▶ **WHAT THIS TASK INVOLVES**
Transcribe everything in the data word for word. Pictures are left out.

>> Start EXTRACTED DATA

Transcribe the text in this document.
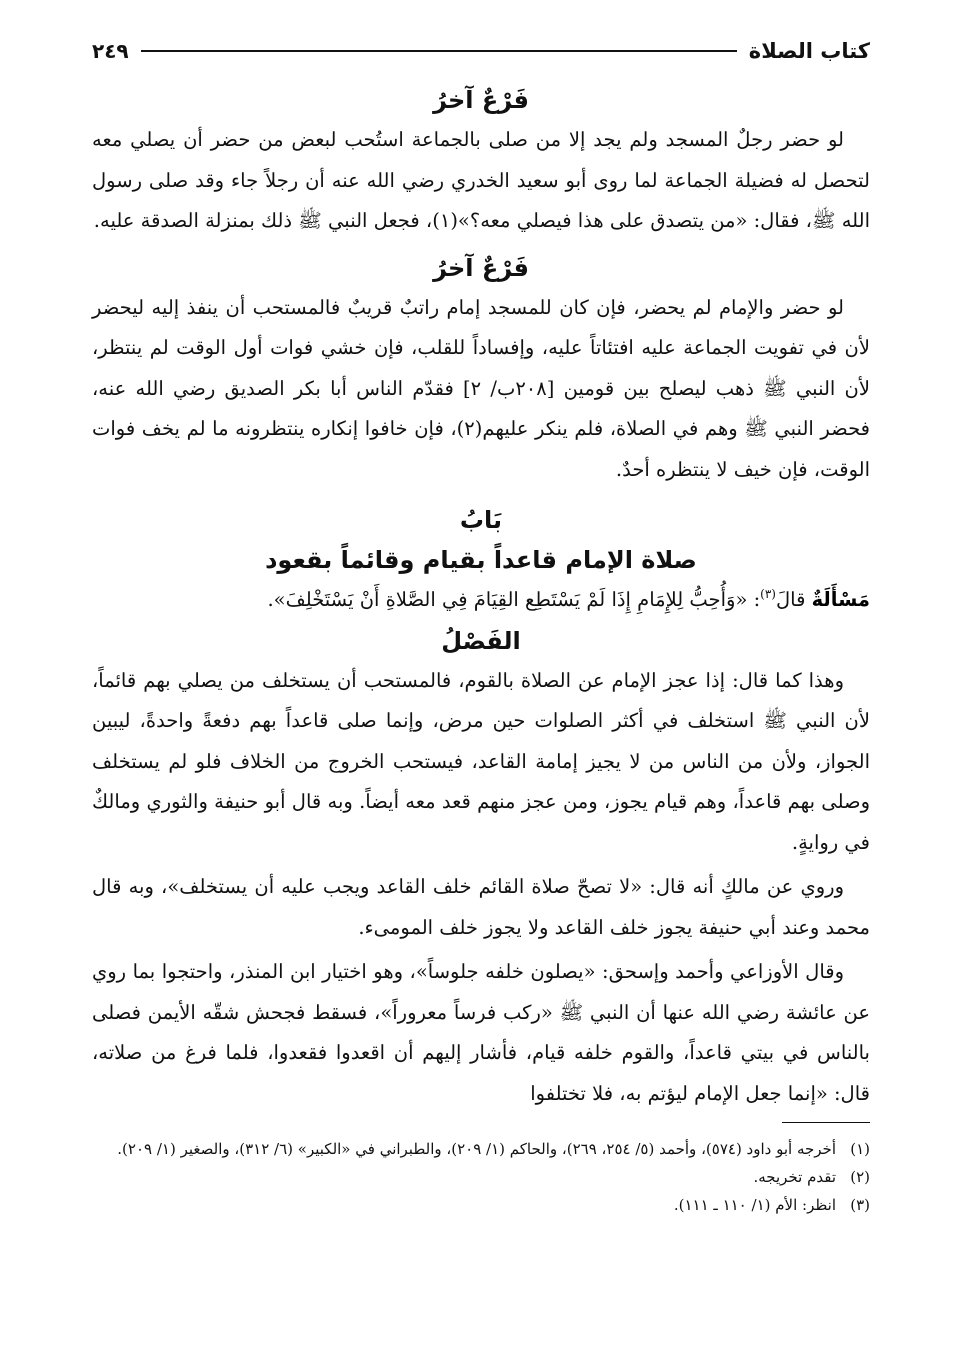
كتاب الصلاة
٢٤٩
فَرْعٌ آخرُ

لو حضر رجلٌ المسجد ولم يجد إلا من صلى بالجماعة استُحب لبعض من حضر أن يصلي معه لتحصل له فضيلة الجماعة لما روى أبو سعيد الخدري رضي الله عنه أن رجلاً جاء وقد صلى رسول الله ﷺ، فقال: «من يتصدق على هذا فيصلي معه؟»(١)، فجعل النبي ﷺ ذلك بمنزلة الصدقة عليه.

فَرْعٌ آخرُ

لو حضر والإمام لم يحضر، فإن كان للمسجد إمام راتبٌ قريبٌ فالمستحب أن ينفذ إليه ليحضر لأن في تفويت الجماعة عليه افتئاتاً عليه، وإفساداً للقلب، فإن خشي فوات أول الوقت لم ينتظر، لأن النبي ﷺ ذهب ليصلح بين قومين [٢٠٨ب/ ٢] فقدّم الناس أبا بكر الصديق رضي الله عنه، فحضر النبي ﷺ وهم في الصلاة، فلم ينكر عليهم(٢)، فإن خافوا إنكاره ينتظرونه ما لم يخف فوات الوقت، فإن خيف لا ينتظره أحدٌ.

بَابُ
صلاة الإمام قاعداً بقيام وقائماً بقعود

مَسْأَلَةٌ قالَ$^{(٣)}$: «وَأُحِبُّ لِلإِمَامِ إِذَا لَمْ يَسْتَطِع القِيَامَ فِي الصَّلاةِ أَنْ يَسْتَخْلِفَ».

الفَصْلُ

وهذا كما قال: إذا عجز الإمام عن الصلاة بالقوم، فالمستحب أن يستخلف من يصلي بهم قائماً، لأن النبي ﷺ استخلف في أكثر الصلوات حين مرض، وإنما صلى قاعداً بهم دفعةً واحدةً، ليبين الجواز، ولأن من الناس من لا يجيز إمامة القاعد، فيستحب الخروج من الخلاف فلو لم يستخلف وصلى بهم قاعداً، وهم قيام يجوز، ومن عجز منهم قعد معه أيضاً. وبه قال أبو حنيفة والثوري ومالكٌ في روايةٍ.

وروي عن مالكٍ أنه قال: «لا تصحّ صلاة القائم خلف القاعد ويجب عليه أن يستخلف»، وبه قال محمد وعند أبي حنيفة يجوز خلف القاعد ولا يجوز خلف المومىء.

وقال الأوزاعي وأحمد وإسحق: «يصلون خلفه جلوساً»، وهو اختيار ابن المنذر، واحتجوا بما روي عن عائشة رضي الله عنها أن النبي ﷺ «ركب فرساً معروراً»، فسقط فجحش شقّه الأيمن فصلى بالناس في بيتي قاعداً، والقوم خلفه قيام، فأشار إليهم أن اقعدوا فقعدوا، فلما فرغ من صلاته، قال: «إنما جعل الإمام ليؤتم به، فلا تختلفوا

(١)
أخرجه أبو داود (٥٧٤)، وأحمد (٥/ ٢٥٤، ٢٦٩)، والحاكم (١/ ٢٠٩)، والطبراني في «الكبير» (٦/ ٣١٢)، والصغير (١/ ٢٠٩).
(٢)
تقدم تخريجه.
(٣)
انظر: الأم (١/ ١١٠ ـ ١١١).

>> End EXTRACTED DATA

▶ **REPLY TO THE EXERCISE**
Transcribe the text in this document.
كتاب الصلاة
٢٤٩
فَرْعٌ آخرُ

لو حضر رجلٌ المسجد ولم يجد إلا من صلى بالجماعة استُحب لبعض من حضر أن يصلي معه لتحصل له فضيلة الجماعة لما روى أبو سعيد الخدري رضي الله عنه أن رجلاً جاء وقد صلى رسول الله ﷺ، فقال: «من يتصدق على هذا فيصلي معه؟»(١)، فجعل النبي ﷺ ذلك بمنزلة الصدقة عليه.

فَرْعٌ آخرُ

لو حضر والإمام لم يحضر، فإن كان للمسجد إمام راتبٌ قريبٌ فالمستحب أن ينفذ إليه ليحضر لأن في تفويت الجماعة عليه افتئاتاً عليه، وإفساداً للقلب، فإن خشي فوات أول الوقت لم ينتظر، لأن النبي ﷺ ذهب ليصلح بين قومين [٢٠٨ب/ ٢] فقدّم الناس أبا بكر الصديق رضي الله عنه، فحضر النبي ﷺ وهم في الصلاة، فلم ينكر عليهم(٢)، فإن خافوا إنكاره ينتظرونه ما لم يخف فوات الوقت، فإن خيف لا ينتظره أحدٌ.

بَابُ
صلاة الإمام قاعداً بقيام وقائماً بقعود

مَسْأَلَةٌ قالَ$^{(٣)}$: «وَأُحِبُّ لِلإِمَامِ إِذَا لَمْ يَسْتَطِع القِيَامَ فِي الصَّلاةِ أَنْ يَسْتَخْلِفَ».

الفَصْلُ

وهذا كما قال: إذا عجز الإمام عن الصلاة بالقوم، فالمستحب أن يستخلف من يصلي بهم قائماً، لأن النبي ﷺ استخلف في أكثر الصلوات حين مرض، وإنما صلى قاعداً بهم دفعةً واحدةً، ليبين الجواز، ولأن من الناس من لا يجيز إمامة القاعد، فيستحب الخروج من الخلاف فلو لم يستخلف وصلى بهم قاعداً، وهم قيام يجوز، ومن عجز منهم قعد معه أيضاً. وبه قال أبو حنيفة والثوري ومالكٌ في روايةٍ.

وروي عن مالكٍ أنه قال: «لا تصحّ صلاة القائم خلف القاعد ويجب عليه أن يستخلف»، وبه قال محمد وعند أبي حنيفة يجوز خلف القاعد ولا يجوز خلف المومىء.

وقال الأوزاعي وأحمد وإسحق: «يصلون خلفه جلوساً»، وهو اختيار ابن المنذر، واحتجوا بما روي عن عائشة رضي الله عنها أن النبي ﷺ «ركب فرساً معروراً»، فسقط فجحش شقّه الأيمن فصلى بالناس في بيتي قاعداً، والقوم خلفه قيام، فأشار إليهم أن اقعدوا فقعدوا، فلما فرغ من صلاته، قال: «إنما جعل الإمام ليؤتم به، فلا تختلفوا

(١)
أخرجه أبو داود (٥٧٤)، وأحمد (٥/ ٢٥٤، ٢٦٩)، والحاكم (١/ ٢٠٩)، والطبراني في «الكبير» (٦/ ٣١٢)، والصغير (١/ ٢٠٩).
(٢)
تقدم تخريجه.
(٣)
انظر: الأم (١/ ١١٠ ـ ١١١).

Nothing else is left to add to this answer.